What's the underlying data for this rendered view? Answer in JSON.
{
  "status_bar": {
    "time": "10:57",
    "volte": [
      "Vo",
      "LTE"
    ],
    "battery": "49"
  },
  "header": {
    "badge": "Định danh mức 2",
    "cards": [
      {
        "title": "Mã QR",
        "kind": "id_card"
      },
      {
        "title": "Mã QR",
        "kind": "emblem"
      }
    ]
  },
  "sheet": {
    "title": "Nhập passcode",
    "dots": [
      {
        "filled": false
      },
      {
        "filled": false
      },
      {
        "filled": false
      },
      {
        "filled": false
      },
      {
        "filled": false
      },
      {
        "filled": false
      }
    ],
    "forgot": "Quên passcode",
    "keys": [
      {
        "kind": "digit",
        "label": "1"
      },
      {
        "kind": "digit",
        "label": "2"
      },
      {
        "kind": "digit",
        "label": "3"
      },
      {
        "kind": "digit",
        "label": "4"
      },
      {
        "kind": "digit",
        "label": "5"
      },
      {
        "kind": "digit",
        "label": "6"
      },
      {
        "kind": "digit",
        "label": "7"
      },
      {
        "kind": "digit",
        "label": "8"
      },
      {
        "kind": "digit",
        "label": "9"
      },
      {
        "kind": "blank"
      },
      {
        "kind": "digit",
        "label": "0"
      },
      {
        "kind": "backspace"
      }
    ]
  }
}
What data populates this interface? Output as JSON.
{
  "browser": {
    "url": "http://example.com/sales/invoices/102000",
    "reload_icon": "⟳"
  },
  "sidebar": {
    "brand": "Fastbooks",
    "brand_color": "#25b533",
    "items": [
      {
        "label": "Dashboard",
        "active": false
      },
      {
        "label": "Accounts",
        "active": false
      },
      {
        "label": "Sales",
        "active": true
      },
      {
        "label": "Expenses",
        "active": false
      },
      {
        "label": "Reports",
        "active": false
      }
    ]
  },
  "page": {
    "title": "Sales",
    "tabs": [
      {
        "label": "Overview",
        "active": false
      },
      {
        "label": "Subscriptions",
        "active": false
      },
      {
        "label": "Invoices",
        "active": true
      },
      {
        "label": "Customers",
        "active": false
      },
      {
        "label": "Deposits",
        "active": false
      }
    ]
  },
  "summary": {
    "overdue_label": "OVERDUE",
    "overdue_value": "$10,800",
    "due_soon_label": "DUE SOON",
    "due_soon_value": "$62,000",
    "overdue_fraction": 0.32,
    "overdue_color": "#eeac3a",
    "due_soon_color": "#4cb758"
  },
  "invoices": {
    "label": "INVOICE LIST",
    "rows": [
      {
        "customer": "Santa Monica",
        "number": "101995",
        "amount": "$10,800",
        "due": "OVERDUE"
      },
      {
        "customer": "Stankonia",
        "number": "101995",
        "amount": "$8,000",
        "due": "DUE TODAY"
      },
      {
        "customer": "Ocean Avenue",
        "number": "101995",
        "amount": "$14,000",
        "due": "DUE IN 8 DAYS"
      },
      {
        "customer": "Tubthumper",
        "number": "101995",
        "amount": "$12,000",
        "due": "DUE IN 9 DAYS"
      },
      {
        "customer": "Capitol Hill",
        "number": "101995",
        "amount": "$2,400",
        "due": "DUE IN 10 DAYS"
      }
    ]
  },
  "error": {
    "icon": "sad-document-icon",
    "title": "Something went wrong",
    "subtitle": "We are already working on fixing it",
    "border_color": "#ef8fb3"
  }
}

▶ AIM:
Return the whole listing exactly, with every line included.

▶ WRITTEN ANSWER:
What's the underlying data for this rendered view? Answer in JSON.
{
  "status_bar": {
    "time": "10:57",
    "volte": [
      "Vo",
      "LTE"
    ],
    "battery": "49"
  },
  "header": {
    "badge": "Định danh mức 2",
    "cards": [
      {
        "title": "Mã QR",
        "kind": "id_card"
      },
      {
        "title": "Mã QR",
        "kind": "emblem"
      }
    ]
  },
  "sheet": {
    "title": "Nhập passcode",
    "dots": [
      {
        "filled": false
      },
      {
        "filled": false
      },
      {
        "filled": false
      },
      {
        "filled": false
      },
      {
        "filled": false
      },
      {
        "filled": false
      }
    ],
    "forgot": "Quên passcode",
    "keys": [
      {
        "kind": "digit",
        "label": "1"
      },
      {
        "kind": "digit",
        "label": "2"
      },
      {
        "kind": "digit",
        "label": "3"
      },
      {
        "kind": "digit",
        "label": "4"
      },
      {
        "kind": "digit",
        "label": "5"
      },
      {
        "kind": "digit",
        "label": "6"
      },
      {
        "kind": "digit",
        "label": "7"
      },
      {
        "kind": "digit",
        "label": "8"
      },
      {
        "kind": "digit",
        "label": "9"
      },
      {
        "kind": "blank"
      },
      {
        "kind": "digit",
        "label": "0"
      },
      {
        "kind": "backspace"
      }
    ]
  }
}
What data populates this interface? Output as JSON.
{
  "browser": {
    "url": "http://example.com/sales/invoices/102000",
    "reload_icon": "⟳"
  },
  "sidebar": {
    "brand": "Fastbooks",
    "brand_color": "#25b533",
    "items": [
      {
        "label": "Dashboard",
        "active": false
      },
      {
        "label": "Accounts",
        "active": false
      },
      {
        "label": "Sales",
        "active": true
      },
      {
        "label": "Expenses",
        "active": false
      },
      {
        "label": "Reports",
        "active": false
      }
    ]
  },
  "page": {
    "title": "Sales",
    "tabs": [
      {
        "label": "Overview",
        "active": false
      },
      {
        "label": "Subscriptions",
        "active": false
      },
      {
        "label": "Invoices",
        "active": true
      },
      {
        "label": "Customers",
        "active": false
      },
      {
        "label": "Deposits",
        "active": false
      }
    ]
  },
  "summary": {
    "overdue_label": "OVERDUE",
    "overdue_value": "$10,800",
    "due_soon_label": "DUE SOON",
    "due_soon_value": "$62,000",
    "overdue_fraction": 0.32,
    "overdue_color": "#eeac3a",
    "due_soon_color": "#4cb758"
  },
  "invoices": {
    "label": "INVOICE LIST",
    "rows": [
      {
        "customer": "Santa Monica",
        "number": "101995",
        "amount": "$10,800",
        "due": "OVERDUE"
      },
      {
        "customer": "Stankonia",
        "number": "101995",
        "amount": "$8,000",
        "due": "DUE TODAY"
      },
      {
        "customer": "Ocean Avenue",
        "number": "101995",
        "amount": "$14,000",
        "due": "DUE IN 8 DAYS"
      },
      {
        "customer": "Tubthumper",
        "number": "101995",
        "amount": "$12,000",
        "due": "DUE IN 9 DAYS"
      },
      {
        "customer": "Capitol Hill",
        "number": "101995",
        "amount": "$2,400",
        "due": "DUE IN 10 DAYS"
      }
    ]
  },
  "error": {
    "icon": "sad-document-icon",
    "title": "Something went wrong",
    "subtitle": "We are already working on fixing it",
    "border_color": "#ef8fb3"
  }
}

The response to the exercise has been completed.